## DATASET EXCERPTS
START

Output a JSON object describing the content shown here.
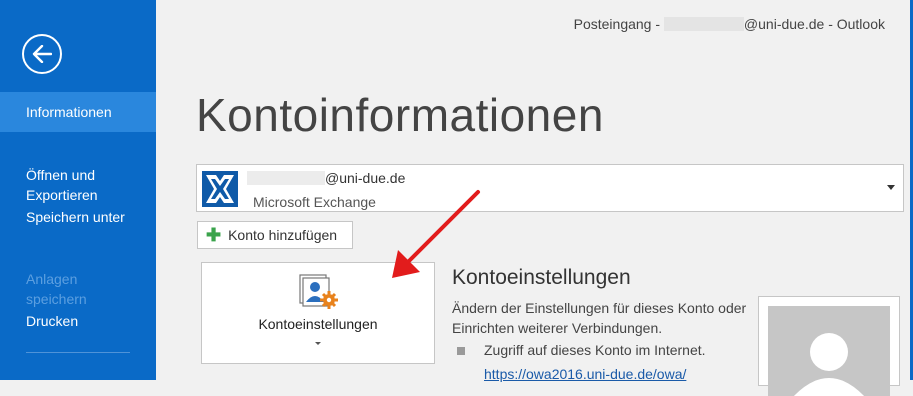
{
  "window": {
    "title_prefix": "Posteingang - ",
    "title_suffix": "@uni-due.de - Outlook"
  },
  "sidebar": {
    "back_icon": "back-arrow-icon",
    "items": [
      {
        "label": "Informationen",
        "state": "active"
      },
      {
        "label": "Öffnen und\nExportieren",
        "state": "normal"
      },
      {
        "label": "Speichern unter",
        "state": "normal"
      },
      {
        "label": "Anlagen\nspeichern",
        "state": "disabled"
      },
      {
        "label": "Drucken",
        "state": "normal"
      }
    ]
  },
  "main": {
    "page_title": "Kontoinformationen",
    "account": {
      "email_suffix": "@uni-due.de",
      "type": "Microsoft Exchange",
      "icon": "exchange-icon"
    },
    "add_account_label": "Konto hinzufügen",
    "settings_tile_label": "Kontoeinstellungen",
    "section": {
      "heading": "Kontoeinstellungen",
      "description": "Ändern der Einstellungen für dieses Konto oder Einrichten weiterer Verbindungen.",
      "bullet": "Zugriff auf dieses Konto im Internet.",
      "link": "https://owa2016.uni-due.de/owa/"
    }
  },
  "colors": {
    "sidebar": "#0a6ac7",
    "sidebar_active": "#2a87dd",
    "annotation_arrow": "#e21c1c"
  }
}
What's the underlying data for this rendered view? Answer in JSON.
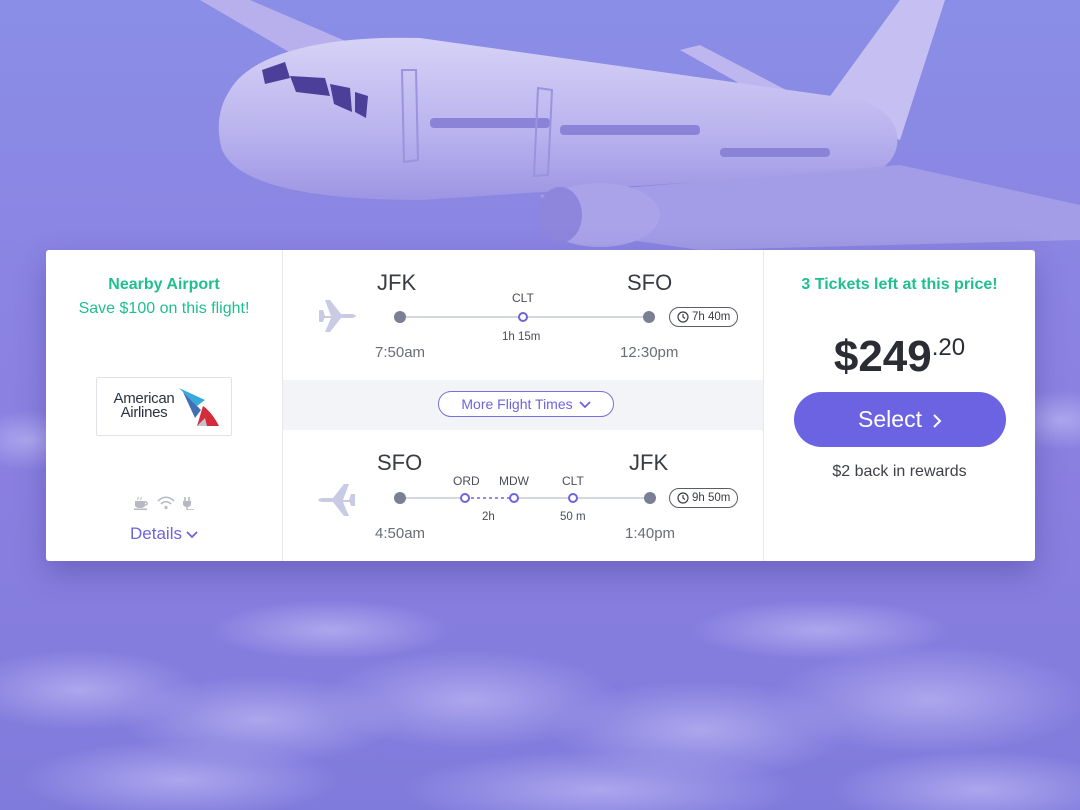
{
  "colors": {
    "accent": "#6c63e3",
    "green": "#1fbf8f",
    "background": "#8a84e2"
  },
  "left": {
    "nearby_title": "Nearby Airport",
    "nearby_sub": "Save $100 on this flight!",
    "airline_logo": {
      "line1": "American",
      "line2": "Airlines",
      "icon": "american-airlines-eagle-icon"
    },
    "amenities": [
      "coffee-icon",
      "wifi-icon",
      "power-outlet-icon"
    ],
    "details_label": "Details"
  },
  "outbound": {
    "from": "JFK",
    "to": "SFO",
    "depart": "7:50am",
    "arrive": "12:30pm",
    "stops": [
      {
        "code": "CLT",
        "layover": "1h 15m"
      }
    ],
    "duration": "7h 40m"
  },
  "more_flight_times_label": "More Flight Times",
  "inbound": {
    "from": "SFO",
    "to": "JFK",
    "depart": "4:50am",
    "arrive": "1:40pm",
    "stops": [
      {
        "code": "ORD"
      },
      {
        "code": "MDW",
        "layover": "2h"
      },
      {
        "code": "CLT",
        "layover": "50 m"
      }
    ],
    "duration": "9h 50m"
  },
  "right": {
    "tickets_left": "3 Tickets left at this price!",
    "price_dollars": "$249",
    "price_cents": ".20",
    "select_label": "Select",
    "rewards": "$2 back in rewards"
  }
}
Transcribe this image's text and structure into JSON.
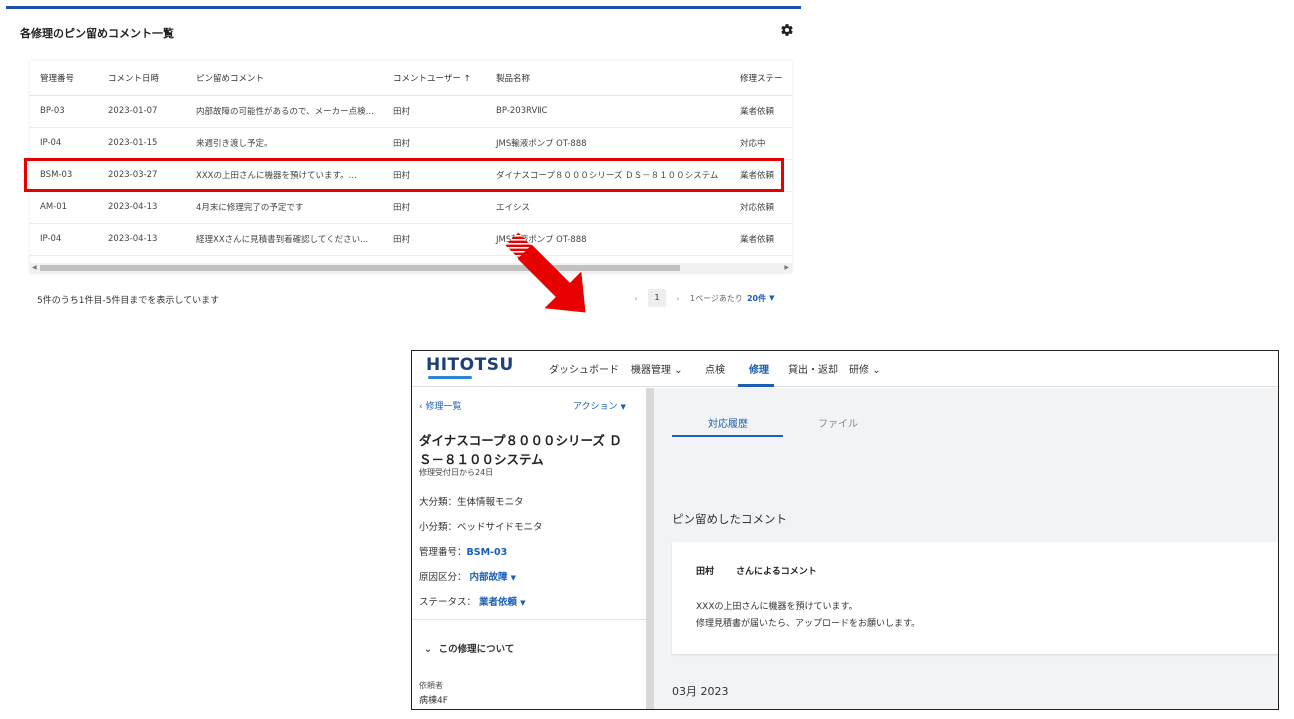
{
  "widget": {
    "title": "各修理のピン留めコメント一覧",
    "columns": [
      "管理番号",
      "コメント日時",
      "ピン留めコメント",
      "コメントユーザー ↑",
      "製品名称",
      "修理ステー"
    ],
    "rows": [
      [
        "BP-03",
        "2023-01-07",
        "内部故障の可能性があるので、メーカー点検...",
        "田村",
        "BP-203RVⅡC",
        "業者依頼"
      ],
      [
        "IP-04",
        "2023-01-15",
        "来週引き渡し予定。",
        "田村",
        "JMS輸液ポンプ OT-888",
        "対応中"
      ],
      [
        "BSM-03",
        "2023-03-27",
        "XXXの上田さんに機器を預けています。...",
        "田村",
        "ダイナスコープ８０００シリーズ ＤＳ－８１００システム",
        "業者依頼"
      ],
      [
        "AM-01",
        "2023-04-13",
        "4月末に修理完了の予定です",
        "田村",
        "エイシス",
        "対応依頼"
      ],
      [
        "IP-04",
        "2023-04-13",
        "経理XXさんに見積書到着確認してください...",
        "田村",
        "JMS輸液ポンプ OT-888",
        "業者依頼"
      ]
    ],
    "highlighted_row": 2,
    "summary": "5件のうち1件目-5件目までを表示しています",
    "pager": {
      "prev": "‹",
      "page": "1",
      "next": "›",
      "per_page_label": "1ページあたり",
      "per_page_value": "20件"
    }
  },
  "detail": {
    "logo": "HITOTSU",
    "nav": {
      "dashboard": "ダッシュボード",
      "equipment": "機器管理",
      "inspection": "点検",
      "repair": "修理",
      "lending": "貸出・返却",
      "training": "研修"
    },
    "sidebar": {
      "back": "修理一覧",
      "action": "アクション",
      "product_line1": "ダイナスコープ８０００シリーズ Ｄ",
      "product_line2": "Ｓ－８１００システム",
      "since": "修理受付日から24日",
      "major_category": "大分類：生体情報モニタ",
      "minor_category": "小分類：ベッドサイドモニタ",
      "management_label": "管理番号：",
      "management_value": "BSM-03",
      "cause_label": "原因区分：",
      "cause_value": "内部故障",
      "status_label": "ステータス：",
      "status_value": "業者依頼",
      "about": "この修理について",
      "requester_label": "依頼者",
      "requester_value": "病棟4F"
    },
    "tabs": {
      "history": "対応履歴",
      "files": "ファイル"
    },
    "pinned_title": "ピン留めしたコメント",
    "comment": {
      "user": "田村",
      "by": "さんによるコメント",
      "line1": "XXXの上田さんに機器を預けています。",
      "line2": "修理見積書が届いたら、アップロードをお願いします。"
    },
    "month": "03月 2023"
  },
  "colors": {
    "accent": "#1a5fb4",
    "highlight": "#e60000",
    "logo": "#1d3f7a"
  }
}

END

## EXERCISE DETAILS
Copy each line from the data above that includes "this".

## SOLVED EXERCISE
What's the underlying data for this rendered view? Answer in JSON.
    "nearby_sub": "Save $100 on this flight!",
    "tickets_left": "3 Tickets left at this price!",
Transcribe this image's text and structure into JSON.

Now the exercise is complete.